_WHAT TO WORK ON_
Provide the records once more, identical to the original.

(Stored data entries)
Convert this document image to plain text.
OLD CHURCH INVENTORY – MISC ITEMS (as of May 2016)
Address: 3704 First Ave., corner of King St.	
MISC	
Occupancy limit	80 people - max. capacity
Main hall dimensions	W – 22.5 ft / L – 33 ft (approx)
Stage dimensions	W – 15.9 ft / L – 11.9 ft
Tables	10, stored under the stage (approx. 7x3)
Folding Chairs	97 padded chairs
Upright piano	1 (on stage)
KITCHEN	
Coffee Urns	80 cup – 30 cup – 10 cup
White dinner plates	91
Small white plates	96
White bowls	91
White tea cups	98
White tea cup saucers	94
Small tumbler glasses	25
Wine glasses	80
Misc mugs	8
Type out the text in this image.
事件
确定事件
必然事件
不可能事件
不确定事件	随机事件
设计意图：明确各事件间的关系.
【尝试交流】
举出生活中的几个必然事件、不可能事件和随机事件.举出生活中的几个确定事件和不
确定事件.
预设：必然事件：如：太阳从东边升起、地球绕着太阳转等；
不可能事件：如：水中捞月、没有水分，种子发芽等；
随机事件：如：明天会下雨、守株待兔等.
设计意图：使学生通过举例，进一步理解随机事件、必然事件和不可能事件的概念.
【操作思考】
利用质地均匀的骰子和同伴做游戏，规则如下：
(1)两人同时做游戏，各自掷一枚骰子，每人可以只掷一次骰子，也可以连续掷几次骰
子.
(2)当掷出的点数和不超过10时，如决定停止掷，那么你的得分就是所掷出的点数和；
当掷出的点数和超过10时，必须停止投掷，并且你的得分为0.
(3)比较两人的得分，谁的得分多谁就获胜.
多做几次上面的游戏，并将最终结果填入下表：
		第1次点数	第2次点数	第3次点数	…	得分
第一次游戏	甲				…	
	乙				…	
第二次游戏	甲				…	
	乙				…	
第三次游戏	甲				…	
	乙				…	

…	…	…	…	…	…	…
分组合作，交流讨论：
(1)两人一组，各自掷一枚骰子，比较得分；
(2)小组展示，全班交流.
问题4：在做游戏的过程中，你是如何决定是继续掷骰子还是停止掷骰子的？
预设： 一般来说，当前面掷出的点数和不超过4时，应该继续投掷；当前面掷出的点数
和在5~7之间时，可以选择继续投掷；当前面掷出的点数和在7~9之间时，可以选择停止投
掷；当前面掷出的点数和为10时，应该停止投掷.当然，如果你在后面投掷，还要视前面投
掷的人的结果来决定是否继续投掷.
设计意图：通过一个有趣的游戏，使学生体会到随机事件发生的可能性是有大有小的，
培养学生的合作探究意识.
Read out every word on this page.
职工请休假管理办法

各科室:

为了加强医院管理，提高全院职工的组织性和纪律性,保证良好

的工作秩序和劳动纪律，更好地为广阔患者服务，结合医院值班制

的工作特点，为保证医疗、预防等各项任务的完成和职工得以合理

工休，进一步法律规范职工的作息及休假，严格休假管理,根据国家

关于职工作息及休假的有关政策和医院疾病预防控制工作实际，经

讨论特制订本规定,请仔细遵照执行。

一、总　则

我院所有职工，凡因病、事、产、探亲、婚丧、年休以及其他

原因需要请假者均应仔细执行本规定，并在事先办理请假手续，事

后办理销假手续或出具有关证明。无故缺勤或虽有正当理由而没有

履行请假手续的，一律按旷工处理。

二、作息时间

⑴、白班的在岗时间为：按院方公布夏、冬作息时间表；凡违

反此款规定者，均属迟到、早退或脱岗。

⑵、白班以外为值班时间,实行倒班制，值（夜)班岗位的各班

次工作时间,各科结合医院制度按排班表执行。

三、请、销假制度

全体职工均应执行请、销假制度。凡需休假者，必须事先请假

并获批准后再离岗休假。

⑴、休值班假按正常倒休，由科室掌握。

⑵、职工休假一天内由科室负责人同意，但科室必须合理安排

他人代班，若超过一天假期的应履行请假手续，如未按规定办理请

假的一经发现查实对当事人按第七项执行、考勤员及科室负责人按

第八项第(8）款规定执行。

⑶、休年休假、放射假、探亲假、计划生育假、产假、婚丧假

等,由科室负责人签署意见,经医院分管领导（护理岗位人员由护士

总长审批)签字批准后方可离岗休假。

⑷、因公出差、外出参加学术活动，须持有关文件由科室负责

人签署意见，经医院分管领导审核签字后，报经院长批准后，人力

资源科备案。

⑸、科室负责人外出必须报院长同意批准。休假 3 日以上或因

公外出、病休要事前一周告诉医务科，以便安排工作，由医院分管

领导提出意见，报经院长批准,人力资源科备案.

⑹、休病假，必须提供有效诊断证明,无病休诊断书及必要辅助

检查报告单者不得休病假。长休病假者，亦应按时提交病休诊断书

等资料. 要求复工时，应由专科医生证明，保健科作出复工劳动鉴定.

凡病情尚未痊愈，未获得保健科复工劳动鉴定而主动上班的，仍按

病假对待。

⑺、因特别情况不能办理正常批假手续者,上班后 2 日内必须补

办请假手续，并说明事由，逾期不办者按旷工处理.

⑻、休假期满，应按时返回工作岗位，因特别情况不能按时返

_FULL SOLUTION_
Convert this document image to plain text.
OLD CHURCH INVENTORY – MISC ITEMS (as of May 2016)
Address: 3704 First Ave., corner of King St.	
MISC	
Occupancy limit	80 people - max. capacity
Main hall dimensions	W – 22.5 ft / L – 33 ft (approx)
Stage dimensions	W – 15.9 ft / L – 11.9 ft
Tables	10, stored under the stage (approx. 7x3)
Folding Chairs	97 padded chairs
Upright piano	1 (on stage)
KITCHEN	
Coffee Urns	80 cup – 30 cup – 10 cup
White dinner plates	91
Small white plates	96
White bowls	91
White tea cups	98
White tea cup saucers	94
Small tumbler glasses	25
Wine glasses	80
Misc mugs	8
Type out the text in this image.
事件
确定事件
必然事件
不可能事件
不确定事件	随机事件
设计意图：明确各事件间的关系.
【尝试交流】
举出生活中的几个必然事件、不可能事件和随机事件.举出生活中的几个确定事件和不
确定事件.
预设：必然事件：如：太阳从东边升起、地球绕着太阳转等；
不可能事件：如：水中捞月、没有水分，种子发芽等；
随机事件：如：明天会下雨、守株待兔等.
设计意图：使学生通过举例，进一步理解随机事件、必然事件和不可能事件的概念.
【操作思考】
利用质地均匀的骰子和同伴做游戏，规则如下：
(1)两人同时做游戏，各自掷一枚骰子，每人可以只掷一次骰子，也可以连续掷几次骰
子.
(2)当掷出的点数和不超过10时，如决定停止掷，那么你的得分就是所掷出的点数和；
当掷出的点数和超过10时，必须停止投掷，并且你的得分为0.
(3)比较两人的得分，谁的得分多谁就获胜.
多做几次上面的游戏，并将最终结果填入下表：
		第1次点数	第2次点数	第3次点数	…	得分
第一次游戏	甲				…	
	乙				…	
第二次游戏	甲				…	
	乙				…	
第三次游戏	甲				…	
	乙				…	

…	…	…	…	…	…	…
分组合作，交流讨论：
(1)两人一组，各自掷一枚骰子，比较得分；
(2)小组展示，全班交流.
问题4：在做游戏的过程中，你是如何决定是继续掷骰子还是停止掷骰子的？
预设： 一般来说，当前面掷出的点数和不超过4时，应该继续投掷；当前面掷出的点数
和在5~7之间时，可以选择继续投掷；当前面掷出的点数和在7~9之间时，可以选择停止投
掷；当前面掷出的点数和为10时，应该停止投掷.当然，如果你在后面投掷，还要视前面投
掷的人的结果来决定是否继续投掷.
设计意图：通过一个有趣的游戏，使学生体会到随机事件发生的可能性是有大有小的，
培养学生的合作探究意识.
Read out every word on this page.
职工请休假管理办法

各科室:

为了加强医院管理，提高全院职工的组织性和纪律性,保证良好

的工作秩序和劳动纪律，更好地为广阔患者服务，结合医院值班制

的工作特点，为保证医疗、预防等各项任务的完成和职工得以合理

工休，进一步法律规范职工的作息及休假，严格休假管理,根据国家

关于职工作息及休假的有关政策和医院疾病预防控制工作实际，经

讨论特制订本规定,请仔细遵照执行。

一、总　则

我院所有职工，凡因病、事、产、探亲、婚丧、年休以及其他

原因需要请假者均应仔细执行本规定，并在事先办理请假手续，事

后办理销假手续或出具有关证明。无故缺勤或虽有正当理由而没有

履行请假手续的，一律按旷工处理。

二、作息时间

⑴、白班的在岗时间为：按院方公布夏、冬作息时间表；凡违

反此款规定者，均属迟到、早退或脱岗。

⑵、白班以外为值班时间,实行倒班制，值（夜)班岗位的各班

次工作时间,各科结合医院制度按排班表执行。

三、请、销假制度

全体职工均应执行请、销假制度。凡需休假者，必须事先请假

并获批准后再离岗休假。

⑴、休值班假按正常倒休，由科室掌握。

⑵、职工休假一天内由科室负责人同意，但科室必须合理安排

他人代班，若超过一天假期的应履行请假手续，如未按规定办理请

假的一经发现查实对当事人按第七项执行、考勤员及科室负责人按

第八项第(8）款规定执行。

⑶、休年休假、放射假、探亲假、计划生育假、产假、婚丧假

等,由科室负责人签署意见,经医院分管领导（护理岗位人员由护士

总长审批)签字批准后方可离岗休假。

⑷、因公出差、外出参加学术活动，须持有关文件由科室负责

人签署意见，经医院分管领导审核签字后，报经院长批准后，人力

资源科备案。

⑸、科室负责人外出必须报院长同意批准。休假 3 日以上或因

公外出、病休要事前一周告诉医务科，以便安排工作，由医院分管

领导提出意见，报经院长批准,人力资源科备案.

⑹、休病假，必须提供有效诊断证明,无病休诊断书及必要辅助

检查报告单者不得休病假。长休病假者，亦应按时提交病休诊断书

等资料. 要求复工时，应由专科医生证明，保健科作出复工劳动鉴定.

凡病情尚未痊愈，未获得保健科复工劳动鉴定而主动上班的，仍按

病假对待。

⑺、因特别情况不能办理正常批假手续者,上班后 2 日内必须补

办请假手续，并说明事由，逾期不办者按旷工处理.

⑻、休假期满，应按时返回工作岗位，因特别情况不能按时返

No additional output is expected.